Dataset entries
(begin)

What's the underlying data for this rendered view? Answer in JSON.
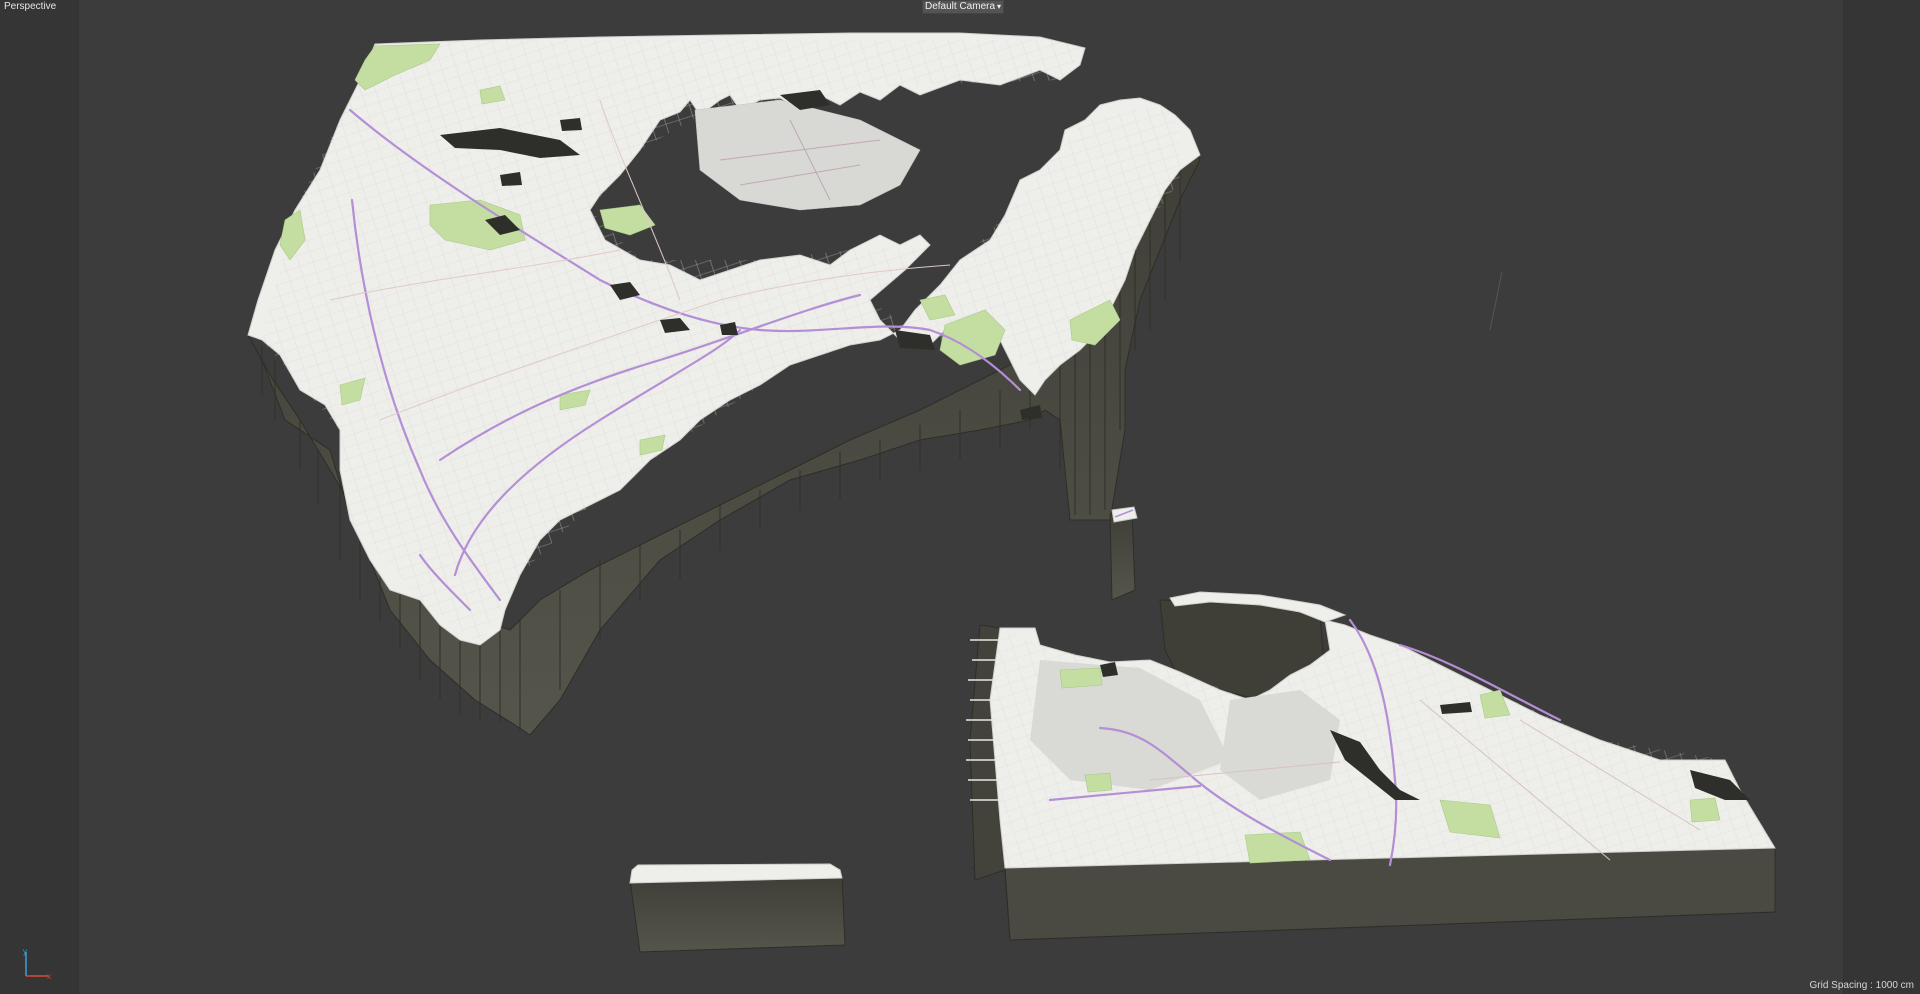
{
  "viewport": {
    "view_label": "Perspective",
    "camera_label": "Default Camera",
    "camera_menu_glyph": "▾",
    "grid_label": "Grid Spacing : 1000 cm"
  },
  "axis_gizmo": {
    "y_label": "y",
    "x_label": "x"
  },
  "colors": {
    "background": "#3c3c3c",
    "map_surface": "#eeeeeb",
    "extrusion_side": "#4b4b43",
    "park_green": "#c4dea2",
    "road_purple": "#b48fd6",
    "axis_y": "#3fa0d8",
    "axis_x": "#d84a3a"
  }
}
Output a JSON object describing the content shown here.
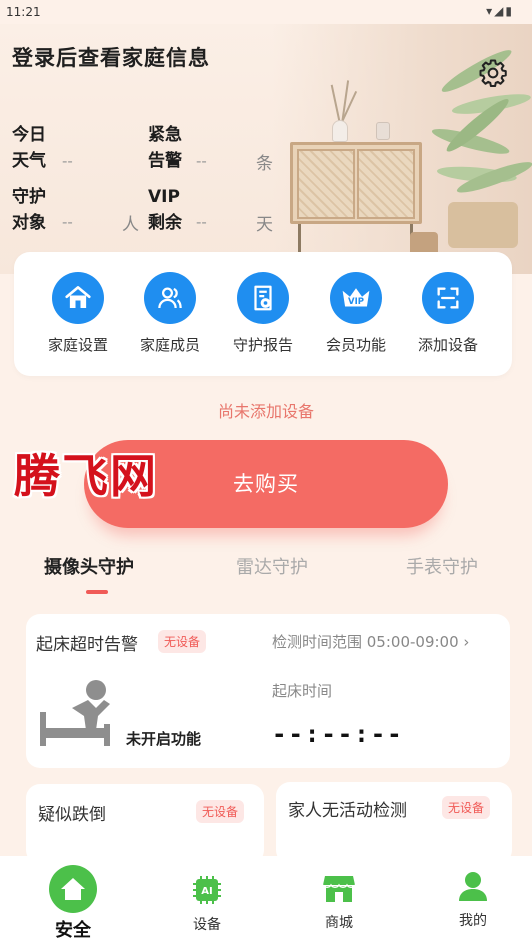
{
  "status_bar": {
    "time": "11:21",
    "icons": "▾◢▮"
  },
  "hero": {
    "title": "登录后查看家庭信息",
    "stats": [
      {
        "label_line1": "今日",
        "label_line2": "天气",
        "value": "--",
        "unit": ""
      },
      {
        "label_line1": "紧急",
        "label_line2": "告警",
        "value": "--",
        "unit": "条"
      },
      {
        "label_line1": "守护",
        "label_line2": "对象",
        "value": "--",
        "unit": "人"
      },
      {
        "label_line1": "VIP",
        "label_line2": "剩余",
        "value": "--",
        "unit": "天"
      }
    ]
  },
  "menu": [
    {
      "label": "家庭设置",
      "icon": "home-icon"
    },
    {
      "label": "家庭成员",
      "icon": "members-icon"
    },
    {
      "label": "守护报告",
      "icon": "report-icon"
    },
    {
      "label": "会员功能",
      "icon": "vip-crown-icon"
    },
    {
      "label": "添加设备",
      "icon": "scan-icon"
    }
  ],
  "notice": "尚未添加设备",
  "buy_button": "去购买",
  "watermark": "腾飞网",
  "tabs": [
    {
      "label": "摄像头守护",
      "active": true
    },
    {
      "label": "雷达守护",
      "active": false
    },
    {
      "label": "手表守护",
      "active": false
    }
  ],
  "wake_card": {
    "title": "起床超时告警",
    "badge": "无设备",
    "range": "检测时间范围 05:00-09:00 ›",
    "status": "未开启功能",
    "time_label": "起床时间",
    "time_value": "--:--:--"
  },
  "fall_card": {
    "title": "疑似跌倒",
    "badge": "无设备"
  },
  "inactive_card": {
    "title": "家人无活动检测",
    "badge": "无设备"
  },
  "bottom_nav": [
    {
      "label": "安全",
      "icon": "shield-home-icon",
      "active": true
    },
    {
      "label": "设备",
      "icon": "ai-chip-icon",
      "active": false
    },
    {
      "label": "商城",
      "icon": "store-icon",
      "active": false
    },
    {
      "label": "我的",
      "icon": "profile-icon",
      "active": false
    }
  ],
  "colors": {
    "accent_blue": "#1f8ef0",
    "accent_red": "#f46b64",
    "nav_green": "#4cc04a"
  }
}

(end)

--- AIM ---
Reproduce all of the data exactly, omitting each picture it holds.

--- SOLUTION TO THIS TASK ---
What's the underlying data for this rendered view? Answer in JSON.
{
  "viewport": {
    "view_label": "Perspective",
    "camera_label": "Default Camera",
    "camera_menu_glyph": "▾",
    "grid_label": "Grid Spacing : 1000 cm"
  },
  "axis_gizmo": {
    "y_label": "y",
    "x_label": "x"
  },
  "colors": {
    "background": "#3c3c3c",
    "map_surface": "#eeeeeb",
    "extrusion_side": "#4b4b43",
    "park_green": "#c4dea2",
    "road_purple": "#b48fd6",
    "axis_y": "#3fa0d8",
    "axis_x": "#d84a3a"
  }
}
Output a JSON object describing the content shown here.
{
  "status_bar": {
    "time": "11:21",
    "icons": "▾◢▮"
  },
  "hero": {
    "title": "登录后查看家庭信息",
    "stats": [
      {
        "label_line1": "今日",
        "label_line2": "天气",
        "value": "--",
        "unit": ""
      },
      {
        "label_line1": "紧急",
        "label_line2": "告警",
        "value": "--",
        "unit": "条"
      },
      {
        "label_line1": "守护",
        "label_line2": "对象",
        "value": "--",
        "unit": "人"
      },
      {
        "label_line1": "VIP",
        "label_line2": "剩余",
        "value": "--",
        "unit": "天"
      }
    ]
  },
  "menu": [
    {
      "label": "家庭设置",
      "icon": "home-icon"
    },
    {
      "label": "家庭成员",
      "icon": "members-icon"
    },
    {
      "label": "守护报告",
      "icon": "report-icon"
    },
    {
      "label": "会员功能",
      "icon": "vip-crown-icon"
    },
    {
      "label": "添加设备",
      "icon": "scan-icon"
    }
  ],
  "notice": "尚未添加设备",
  "buy_button": "去购买",
  "watermark": "腾飞网",
  "tabs": [
    {
      "label": "摄像头守护",
      "active": true
    },
    {
      "label": "雷达守护",
      "active": false
    },
    {
      "label": "手表守护",
      "active": false
    }
  ],
  "wake_card": {
    "title": "起床超时告警",
    "badge": "无设备",
    "range": "检测时间范围 05:00-09:00 ›",
    "status": "未开启功能",
    "time_label": "起床时间",
    "time_value": "--:--:--"
  },
  "fall_card": {
    "title": "疑似跌倒",
    "badge": "无设备"
  },
  "inactive_card": {
    "title": "家人无活动检测",
    "badge": "无设备"
  },
  "bottom_nav": [
    {
      "label": "安全",
      "icon": "shield-home-icon",
      "active": true
    },
    {
      "label": "设备",
      "icon": "ai-chip-icon",
      "active": false
    },
    {
      "label": "商城",
      "icon": "store-icon",
      "active": false
    },
    {
      "label": "我的",
      "icon": "profile-icon",
      "active": false
    }
  ],
  "colors": {
    "accent_blue": "#1f8ef0",
    "accent_red": "#f46b64",
    "nav_green": "#4cc04a"
  }
}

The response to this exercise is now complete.